▸ **Brief**
Return the data word for word, from the very first line through the line containing "reason-column-header: Reason: [348, 134, 681, 174]", with both ends included.

▸ **Data shown**
○ ○ ○ ○ ○ ○ ○
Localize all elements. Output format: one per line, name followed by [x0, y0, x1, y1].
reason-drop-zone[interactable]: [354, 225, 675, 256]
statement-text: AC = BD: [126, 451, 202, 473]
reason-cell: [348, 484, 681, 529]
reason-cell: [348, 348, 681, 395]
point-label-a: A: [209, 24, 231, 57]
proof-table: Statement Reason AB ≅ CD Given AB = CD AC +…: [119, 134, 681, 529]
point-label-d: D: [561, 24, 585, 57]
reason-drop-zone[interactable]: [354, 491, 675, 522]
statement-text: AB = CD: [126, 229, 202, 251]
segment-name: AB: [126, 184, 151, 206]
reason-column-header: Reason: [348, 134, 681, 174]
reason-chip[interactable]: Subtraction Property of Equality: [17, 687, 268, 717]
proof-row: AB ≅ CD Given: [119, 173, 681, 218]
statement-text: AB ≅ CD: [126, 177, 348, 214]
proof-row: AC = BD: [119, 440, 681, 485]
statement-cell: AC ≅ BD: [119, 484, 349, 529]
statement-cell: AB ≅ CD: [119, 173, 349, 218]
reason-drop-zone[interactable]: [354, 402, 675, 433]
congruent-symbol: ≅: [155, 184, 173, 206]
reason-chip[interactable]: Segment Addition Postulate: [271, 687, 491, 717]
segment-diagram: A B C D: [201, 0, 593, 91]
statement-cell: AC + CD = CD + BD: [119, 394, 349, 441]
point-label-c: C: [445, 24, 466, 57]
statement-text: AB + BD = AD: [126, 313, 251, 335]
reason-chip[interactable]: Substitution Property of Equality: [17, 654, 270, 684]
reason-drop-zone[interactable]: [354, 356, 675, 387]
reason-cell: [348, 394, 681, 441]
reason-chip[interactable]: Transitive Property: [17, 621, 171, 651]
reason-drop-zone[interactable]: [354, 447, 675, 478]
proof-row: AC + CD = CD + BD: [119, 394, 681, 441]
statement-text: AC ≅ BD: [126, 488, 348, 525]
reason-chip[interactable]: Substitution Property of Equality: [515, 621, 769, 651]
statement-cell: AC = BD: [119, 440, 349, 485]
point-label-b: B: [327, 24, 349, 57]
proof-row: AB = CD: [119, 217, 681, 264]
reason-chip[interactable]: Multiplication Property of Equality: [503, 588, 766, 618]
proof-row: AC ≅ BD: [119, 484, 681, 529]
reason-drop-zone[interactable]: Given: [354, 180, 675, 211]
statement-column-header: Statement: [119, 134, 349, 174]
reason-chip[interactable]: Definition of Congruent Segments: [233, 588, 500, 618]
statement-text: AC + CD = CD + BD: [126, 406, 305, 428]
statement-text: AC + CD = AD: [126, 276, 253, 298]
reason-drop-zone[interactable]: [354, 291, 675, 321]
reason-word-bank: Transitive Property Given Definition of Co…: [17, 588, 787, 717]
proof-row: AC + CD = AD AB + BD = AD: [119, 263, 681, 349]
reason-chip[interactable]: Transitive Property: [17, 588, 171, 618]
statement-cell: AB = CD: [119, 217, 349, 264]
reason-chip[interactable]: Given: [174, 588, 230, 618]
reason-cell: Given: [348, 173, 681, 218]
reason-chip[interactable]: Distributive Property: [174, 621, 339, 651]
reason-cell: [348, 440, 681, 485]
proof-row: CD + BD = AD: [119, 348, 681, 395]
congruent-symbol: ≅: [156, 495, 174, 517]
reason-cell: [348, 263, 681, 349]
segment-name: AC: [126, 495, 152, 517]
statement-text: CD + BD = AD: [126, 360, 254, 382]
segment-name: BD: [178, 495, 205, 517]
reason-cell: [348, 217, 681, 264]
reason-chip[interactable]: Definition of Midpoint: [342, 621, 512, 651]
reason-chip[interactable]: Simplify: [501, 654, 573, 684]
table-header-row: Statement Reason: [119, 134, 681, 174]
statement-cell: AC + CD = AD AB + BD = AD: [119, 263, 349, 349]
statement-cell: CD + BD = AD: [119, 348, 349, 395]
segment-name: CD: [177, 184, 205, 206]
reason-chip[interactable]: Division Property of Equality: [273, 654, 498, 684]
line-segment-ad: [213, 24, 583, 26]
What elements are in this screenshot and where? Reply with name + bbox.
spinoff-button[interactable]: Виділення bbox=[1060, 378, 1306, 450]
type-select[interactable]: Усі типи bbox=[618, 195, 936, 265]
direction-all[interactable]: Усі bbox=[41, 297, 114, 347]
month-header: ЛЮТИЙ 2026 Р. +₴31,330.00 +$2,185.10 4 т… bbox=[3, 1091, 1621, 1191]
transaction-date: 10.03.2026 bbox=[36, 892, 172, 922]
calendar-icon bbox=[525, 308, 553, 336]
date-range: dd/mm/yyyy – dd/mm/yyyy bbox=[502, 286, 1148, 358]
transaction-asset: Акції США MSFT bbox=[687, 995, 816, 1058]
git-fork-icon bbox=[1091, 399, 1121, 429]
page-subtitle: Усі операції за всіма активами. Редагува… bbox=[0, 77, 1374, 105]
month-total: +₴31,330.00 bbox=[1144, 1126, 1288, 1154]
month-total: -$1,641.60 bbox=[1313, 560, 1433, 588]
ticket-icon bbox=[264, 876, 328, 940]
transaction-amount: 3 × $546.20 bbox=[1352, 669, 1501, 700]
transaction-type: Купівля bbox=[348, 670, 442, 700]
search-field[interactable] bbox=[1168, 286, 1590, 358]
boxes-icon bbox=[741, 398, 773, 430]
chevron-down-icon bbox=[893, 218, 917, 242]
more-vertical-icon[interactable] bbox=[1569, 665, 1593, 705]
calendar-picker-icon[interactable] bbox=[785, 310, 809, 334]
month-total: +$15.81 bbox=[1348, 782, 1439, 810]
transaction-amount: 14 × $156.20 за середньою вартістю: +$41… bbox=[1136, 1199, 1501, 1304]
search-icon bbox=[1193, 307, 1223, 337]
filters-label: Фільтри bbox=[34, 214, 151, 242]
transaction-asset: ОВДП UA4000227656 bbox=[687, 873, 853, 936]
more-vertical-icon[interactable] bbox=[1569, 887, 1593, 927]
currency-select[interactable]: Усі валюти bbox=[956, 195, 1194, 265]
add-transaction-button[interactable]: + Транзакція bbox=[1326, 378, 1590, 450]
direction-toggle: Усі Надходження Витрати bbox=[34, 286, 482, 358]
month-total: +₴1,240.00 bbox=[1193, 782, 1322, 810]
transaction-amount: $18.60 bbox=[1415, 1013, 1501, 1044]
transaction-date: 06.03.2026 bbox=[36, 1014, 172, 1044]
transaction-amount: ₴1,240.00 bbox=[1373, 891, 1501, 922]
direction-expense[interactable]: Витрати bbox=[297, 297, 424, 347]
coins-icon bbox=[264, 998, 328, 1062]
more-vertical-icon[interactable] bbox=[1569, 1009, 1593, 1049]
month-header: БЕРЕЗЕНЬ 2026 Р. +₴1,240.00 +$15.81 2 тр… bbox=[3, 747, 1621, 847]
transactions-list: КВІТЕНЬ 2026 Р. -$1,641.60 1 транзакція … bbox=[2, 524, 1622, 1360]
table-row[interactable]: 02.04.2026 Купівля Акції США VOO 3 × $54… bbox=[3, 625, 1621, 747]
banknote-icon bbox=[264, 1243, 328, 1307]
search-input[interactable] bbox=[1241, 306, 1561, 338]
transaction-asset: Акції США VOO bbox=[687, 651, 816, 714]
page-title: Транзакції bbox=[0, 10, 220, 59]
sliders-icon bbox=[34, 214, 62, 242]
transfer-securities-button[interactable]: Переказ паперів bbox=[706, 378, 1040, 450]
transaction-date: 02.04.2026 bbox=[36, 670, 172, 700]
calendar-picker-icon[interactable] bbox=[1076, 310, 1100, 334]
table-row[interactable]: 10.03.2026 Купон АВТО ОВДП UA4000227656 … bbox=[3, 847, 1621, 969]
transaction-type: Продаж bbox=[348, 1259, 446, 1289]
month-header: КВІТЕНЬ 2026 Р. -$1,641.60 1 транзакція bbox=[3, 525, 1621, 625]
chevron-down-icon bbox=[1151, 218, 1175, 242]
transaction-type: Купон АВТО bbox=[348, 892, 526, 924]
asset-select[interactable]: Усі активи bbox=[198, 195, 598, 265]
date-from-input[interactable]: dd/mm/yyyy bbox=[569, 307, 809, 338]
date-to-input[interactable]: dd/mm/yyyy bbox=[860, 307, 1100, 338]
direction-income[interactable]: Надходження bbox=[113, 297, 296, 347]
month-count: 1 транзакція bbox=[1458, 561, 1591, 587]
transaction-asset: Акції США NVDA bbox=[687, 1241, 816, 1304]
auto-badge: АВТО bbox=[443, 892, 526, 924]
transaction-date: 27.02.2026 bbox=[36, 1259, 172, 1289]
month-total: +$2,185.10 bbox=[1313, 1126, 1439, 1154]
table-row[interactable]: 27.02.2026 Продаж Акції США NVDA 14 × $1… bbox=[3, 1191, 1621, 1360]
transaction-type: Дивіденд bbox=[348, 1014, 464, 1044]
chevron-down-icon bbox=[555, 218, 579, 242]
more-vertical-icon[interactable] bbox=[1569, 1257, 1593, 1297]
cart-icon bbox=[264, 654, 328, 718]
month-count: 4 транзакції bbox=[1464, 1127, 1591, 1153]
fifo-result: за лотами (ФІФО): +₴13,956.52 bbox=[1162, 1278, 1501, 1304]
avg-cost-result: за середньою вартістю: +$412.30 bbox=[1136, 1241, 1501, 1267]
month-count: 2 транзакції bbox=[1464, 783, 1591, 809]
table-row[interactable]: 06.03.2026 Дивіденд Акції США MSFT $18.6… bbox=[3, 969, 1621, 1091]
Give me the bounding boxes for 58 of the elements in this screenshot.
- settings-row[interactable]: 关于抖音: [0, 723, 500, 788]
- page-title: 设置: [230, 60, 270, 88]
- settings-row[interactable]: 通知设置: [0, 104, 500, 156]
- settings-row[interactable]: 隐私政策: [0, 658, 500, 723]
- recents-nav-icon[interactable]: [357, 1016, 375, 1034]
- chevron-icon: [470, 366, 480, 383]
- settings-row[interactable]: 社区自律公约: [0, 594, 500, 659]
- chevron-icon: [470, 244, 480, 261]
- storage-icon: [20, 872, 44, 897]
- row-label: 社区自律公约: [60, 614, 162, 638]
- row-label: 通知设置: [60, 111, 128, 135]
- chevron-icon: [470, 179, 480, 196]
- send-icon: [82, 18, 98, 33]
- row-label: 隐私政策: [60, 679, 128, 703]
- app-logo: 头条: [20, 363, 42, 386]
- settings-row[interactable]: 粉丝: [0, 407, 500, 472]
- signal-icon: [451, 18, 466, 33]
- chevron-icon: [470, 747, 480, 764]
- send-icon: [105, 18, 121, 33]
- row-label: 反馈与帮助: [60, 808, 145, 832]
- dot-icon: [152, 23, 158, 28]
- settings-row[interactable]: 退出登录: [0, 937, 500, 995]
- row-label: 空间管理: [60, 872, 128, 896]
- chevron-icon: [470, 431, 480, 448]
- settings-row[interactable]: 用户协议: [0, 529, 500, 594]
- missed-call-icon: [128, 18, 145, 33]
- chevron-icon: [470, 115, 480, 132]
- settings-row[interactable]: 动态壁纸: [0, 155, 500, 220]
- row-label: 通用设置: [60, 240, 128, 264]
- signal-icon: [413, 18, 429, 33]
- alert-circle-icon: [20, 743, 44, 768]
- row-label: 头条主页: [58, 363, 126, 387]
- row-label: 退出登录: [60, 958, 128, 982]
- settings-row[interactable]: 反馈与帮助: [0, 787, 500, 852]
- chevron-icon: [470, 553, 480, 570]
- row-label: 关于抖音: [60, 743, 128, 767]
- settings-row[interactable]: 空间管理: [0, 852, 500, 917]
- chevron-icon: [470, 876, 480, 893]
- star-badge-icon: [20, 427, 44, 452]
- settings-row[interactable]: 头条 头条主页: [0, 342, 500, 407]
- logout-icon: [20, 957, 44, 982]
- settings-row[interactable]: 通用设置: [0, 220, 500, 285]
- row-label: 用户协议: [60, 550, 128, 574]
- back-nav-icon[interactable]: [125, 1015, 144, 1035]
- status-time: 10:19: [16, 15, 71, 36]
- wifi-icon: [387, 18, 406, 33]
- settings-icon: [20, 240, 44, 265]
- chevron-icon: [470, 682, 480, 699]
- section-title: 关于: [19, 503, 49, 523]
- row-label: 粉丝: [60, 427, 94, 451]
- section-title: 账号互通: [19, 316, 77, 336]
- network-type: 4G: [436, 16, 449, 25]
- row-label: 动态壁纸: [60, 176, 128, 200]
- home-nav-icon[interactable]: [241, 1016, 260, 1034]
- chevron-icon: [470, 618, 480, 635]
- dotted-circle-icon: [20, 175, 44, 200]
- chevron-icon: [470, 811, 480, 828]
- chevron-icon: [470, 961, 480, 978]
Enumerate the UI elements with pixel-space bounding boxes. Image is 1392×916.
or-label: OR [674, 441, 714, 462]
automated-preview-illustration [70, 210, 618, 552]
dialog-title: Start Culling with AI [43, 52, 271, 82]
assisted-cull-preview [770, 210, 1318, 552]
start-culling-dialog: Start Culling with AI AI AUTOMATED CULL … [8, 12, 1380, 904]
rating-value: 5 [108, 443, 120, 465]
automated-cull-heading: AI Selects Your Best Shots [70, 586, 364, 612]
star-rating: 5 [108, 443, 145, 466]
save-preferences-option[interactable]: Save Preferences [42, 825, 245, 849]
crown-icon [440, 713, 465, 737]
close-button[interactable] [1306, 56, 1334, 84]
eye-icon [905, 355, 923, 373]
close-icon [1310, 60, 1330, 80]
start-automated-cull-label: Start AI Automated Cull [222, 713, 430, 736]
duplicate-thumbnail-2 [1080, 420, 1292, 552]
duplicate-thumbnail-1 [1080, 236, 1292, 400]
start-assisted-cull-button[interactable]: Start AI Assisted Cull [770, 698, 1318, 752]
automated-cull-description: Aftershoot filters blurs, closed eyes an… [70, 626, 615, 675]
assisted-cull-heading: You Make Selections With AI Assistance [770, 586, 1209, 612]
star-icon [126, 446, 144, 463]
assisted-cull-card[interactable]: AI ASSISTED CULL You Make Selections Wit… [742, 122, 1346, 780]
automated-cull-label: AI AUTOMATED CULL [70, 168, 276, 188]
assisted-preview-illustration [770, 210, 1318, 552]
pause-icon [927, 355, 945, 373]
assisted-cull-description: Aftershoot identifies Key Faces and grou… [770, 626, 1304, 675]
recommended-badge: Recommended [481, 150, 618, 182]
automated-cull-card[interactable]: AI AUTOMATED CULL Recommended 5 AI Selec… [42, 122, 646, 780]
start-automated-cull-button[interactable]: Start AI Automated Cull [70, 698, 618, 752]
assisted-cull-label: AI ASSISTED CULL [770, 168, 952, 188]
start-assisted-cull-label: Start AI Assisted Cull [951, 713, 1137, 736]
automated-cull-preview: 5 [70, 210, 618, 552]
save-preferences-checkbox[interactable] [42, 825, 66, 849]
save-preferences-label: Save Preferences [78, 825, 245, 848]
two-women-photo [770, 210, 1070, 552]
○ ○ ○ ○ ○ ○ ○
▸ **The completed task**
Localize all elements. Output format: one per line, name followed by [x0, y0, x1, y1].
reason-drop-zone[interactable]: [354, 225, 675, 256]
statement-text: AC = BD: [126, 451, 202, 473]
reason-cell: [348, 484, 681, 529]
reason-cell: [348, 348, 681, 395]
point-label-a: A: [209, 24, 231, 57]
proof-table: Statement Reason AB ≅ CD Given AB = CD AC +…: [119, 134, 681, 529]
point-label-d: D: [561, 24, 585, 57]
reason-drop-zone[interactable]: [354, 491, 675, 522]
statement-text: AB = CD: [126, 229, 202, 251]
segment-name: AB: [126, 184, 151, 206]
reason-column-header: Reason: [348, 134, 681, 174]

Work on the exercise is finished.